Data entries:

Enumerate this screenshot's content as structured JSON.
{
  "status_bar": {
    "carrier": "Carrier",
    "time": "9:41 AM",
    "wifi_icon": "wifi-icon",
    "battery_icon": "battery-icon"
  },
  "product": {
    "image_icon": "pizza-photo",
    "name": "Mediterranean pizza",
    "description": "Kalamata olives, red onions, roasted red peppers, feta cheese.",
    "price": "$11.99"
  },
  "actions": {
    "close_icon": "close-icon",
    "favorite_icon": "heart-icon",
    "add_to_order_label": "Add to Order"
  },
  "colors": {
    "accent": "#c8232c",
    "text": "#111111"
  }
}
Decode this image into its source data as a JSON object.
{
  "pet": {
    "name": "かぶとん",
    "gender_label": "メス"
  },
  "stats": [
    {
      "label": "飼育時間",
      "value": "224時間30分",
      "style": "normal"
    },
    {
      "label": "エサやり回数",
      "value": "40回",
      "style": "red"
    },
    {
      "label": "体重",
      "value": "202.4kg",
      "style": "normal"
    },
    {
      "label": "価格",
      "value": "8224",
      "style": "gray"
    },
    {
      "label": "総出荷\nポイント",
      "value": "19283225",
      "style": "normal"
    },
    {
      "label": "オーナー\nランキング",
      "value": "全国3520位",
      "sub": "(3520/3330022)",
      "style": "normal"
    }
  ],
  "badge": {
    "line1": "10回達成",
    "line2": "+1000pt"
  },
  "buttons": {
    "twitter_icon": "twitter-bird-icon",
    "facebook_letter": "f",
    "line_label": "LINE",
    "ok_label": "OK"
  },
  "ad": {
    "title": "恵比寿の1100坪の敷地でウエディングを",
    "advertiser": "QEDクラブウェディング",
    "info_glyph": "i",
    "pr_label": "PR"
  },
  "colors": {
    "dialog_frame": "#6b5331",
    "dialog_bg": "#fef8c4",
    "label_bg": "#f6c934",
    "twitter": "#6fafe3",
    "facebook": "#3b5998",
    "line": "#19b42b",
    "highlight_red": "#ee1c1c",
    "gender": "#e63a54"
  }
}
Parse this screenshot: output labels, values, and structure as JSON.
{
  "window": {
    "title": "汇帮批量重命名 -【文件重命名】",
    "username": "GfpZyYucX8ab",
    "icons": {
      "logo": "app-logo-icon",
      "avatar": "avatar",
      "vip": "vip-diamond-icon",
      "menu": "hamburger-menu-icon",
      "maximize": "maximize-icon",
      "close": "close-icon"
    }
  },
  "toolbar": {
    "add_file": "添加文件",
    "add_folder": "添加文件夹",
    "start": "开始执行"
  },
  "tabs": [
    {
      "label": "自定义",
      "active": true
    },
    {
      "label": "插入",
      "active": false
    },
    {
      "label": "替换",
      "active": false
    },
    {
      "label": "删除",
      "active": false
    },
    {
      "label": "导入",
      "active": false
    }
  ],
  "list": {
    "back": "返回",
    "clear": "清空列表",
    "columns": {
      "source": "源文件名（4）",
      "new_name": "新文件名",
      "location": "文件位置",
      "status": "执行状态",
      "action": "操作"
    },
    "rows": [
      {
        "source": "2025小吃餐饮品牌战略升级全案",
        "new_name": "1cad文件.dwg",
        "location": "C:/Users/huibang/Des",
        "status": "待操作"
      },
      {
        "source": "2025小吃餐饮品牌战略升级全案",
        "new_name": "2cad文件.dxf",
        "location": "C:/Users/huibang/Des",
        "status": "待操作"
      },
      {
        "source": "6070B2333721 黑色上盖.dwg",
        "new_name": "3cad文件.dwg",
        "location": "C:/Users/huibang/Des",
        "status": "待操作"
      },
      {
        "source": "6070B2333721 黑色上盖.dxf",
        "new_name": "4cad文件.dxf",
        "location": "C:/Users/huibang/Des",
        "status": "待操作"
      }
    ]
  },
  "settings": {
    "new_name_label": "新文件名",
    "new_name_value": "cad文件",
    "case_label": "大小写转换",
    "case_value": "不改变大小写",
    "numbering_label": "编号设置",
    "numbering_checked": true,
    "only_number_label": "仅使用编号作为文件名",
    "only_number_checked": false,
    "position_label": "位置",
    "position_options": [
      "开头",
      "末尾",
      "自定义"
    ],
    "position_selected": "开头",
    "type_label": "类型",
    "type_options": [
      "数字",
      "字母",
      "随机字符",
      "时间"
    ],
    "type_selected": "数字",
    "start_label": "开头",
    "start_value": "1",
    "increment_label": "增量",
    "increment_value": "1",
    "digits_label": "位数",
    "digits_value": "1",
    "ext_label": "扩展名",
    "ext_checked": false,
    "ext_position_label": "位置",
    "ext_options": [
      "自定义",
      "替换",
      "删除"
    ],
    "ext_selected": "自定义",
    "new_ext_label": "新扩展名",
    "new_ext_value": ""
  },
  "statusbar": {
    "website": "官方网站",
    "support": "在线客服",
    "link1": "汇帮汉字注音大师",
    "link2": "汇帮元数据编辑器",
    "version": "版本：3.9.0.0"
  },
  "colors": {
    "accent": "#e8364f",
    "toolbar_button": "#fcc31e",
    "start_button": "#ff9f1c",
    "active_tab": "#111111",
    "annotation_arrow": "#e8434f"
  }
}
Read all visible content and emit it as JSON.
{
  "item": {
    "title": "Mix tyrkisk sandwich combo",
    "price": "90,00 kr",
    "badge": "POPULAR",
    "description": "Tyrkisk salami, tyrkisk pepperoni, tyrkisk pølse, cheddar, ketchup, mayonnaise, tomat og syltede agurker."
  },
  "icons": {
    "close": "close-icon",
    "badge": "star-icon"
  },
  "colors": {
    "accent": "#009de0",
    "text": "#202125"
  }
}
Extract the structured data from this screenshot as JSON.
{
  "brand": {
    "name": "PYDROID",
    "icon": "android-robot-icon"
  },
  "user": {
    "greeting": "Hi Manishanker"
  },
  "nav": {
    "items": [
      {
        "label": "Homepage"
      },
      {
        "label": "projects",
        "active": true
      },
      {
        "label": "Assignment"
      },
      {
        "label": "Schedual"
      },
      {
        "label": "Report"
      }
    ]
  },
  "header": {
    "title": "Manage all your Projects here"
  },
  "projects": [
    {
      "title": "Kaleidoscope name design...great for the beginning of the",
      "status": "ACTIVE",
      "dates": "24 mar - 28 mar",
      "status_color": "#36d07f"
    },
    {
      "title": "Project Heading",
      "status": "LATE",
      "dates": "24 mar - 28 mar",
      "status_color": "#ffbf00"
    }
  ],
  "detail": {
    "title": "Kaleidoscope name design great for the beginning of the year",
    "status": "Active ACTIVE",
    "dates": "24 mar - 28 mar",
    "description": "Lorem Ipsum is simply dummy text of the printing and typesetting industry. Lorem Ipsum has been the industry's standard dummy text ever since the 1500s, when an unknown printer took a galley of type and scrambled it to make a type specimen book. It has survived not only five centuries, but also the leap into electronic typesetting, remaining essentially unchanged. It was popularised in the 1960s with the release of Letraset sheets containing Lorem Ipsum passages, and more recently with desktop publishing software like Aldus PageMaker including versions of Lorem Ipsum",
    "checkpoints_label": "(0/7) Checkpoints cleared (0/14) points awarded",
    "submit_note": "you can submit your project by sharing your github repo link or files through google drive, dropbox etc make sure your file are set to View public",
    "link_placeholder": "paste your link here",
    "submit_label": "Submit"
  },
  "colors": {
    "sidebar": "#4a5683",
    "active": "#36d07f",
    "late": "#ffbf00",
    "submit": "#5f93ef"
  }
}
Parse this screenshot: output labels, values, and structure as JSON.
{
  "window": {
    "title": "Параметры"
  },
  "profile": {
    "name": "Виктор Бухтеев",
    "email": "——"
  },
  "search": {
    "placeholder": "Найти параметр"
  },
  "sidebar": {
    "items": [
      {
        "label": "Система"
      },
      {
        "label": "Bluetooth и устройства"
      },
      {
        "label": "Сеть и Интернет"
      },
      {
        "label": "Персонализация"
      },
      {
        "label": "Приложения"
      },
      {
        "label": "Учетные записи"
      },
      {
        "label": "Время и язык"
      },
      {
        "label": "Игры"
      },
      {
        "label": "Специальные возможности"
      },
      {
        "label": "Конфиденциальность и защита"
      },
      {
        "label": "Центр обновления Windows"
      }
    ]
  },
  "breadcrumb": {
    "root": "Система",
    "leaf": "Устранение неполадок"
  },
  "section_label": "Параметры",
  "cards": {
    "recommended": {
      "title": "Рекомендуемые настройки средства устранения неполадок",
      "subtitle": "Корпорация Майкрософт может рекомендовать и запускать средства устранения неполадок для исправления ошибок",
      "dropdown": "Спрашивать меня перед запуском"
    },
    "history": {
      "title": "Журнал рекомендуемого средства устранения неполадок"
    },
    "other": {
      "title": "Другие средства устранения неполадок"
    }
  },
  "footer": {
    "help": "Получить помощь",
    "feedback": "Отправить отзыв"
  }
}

Prompt:
Copy out each line of the material that holds the word "twitter".

Task answer:
    "twitter_icon": "twitter-bird-icon",
    "twitter": "#6fafe3",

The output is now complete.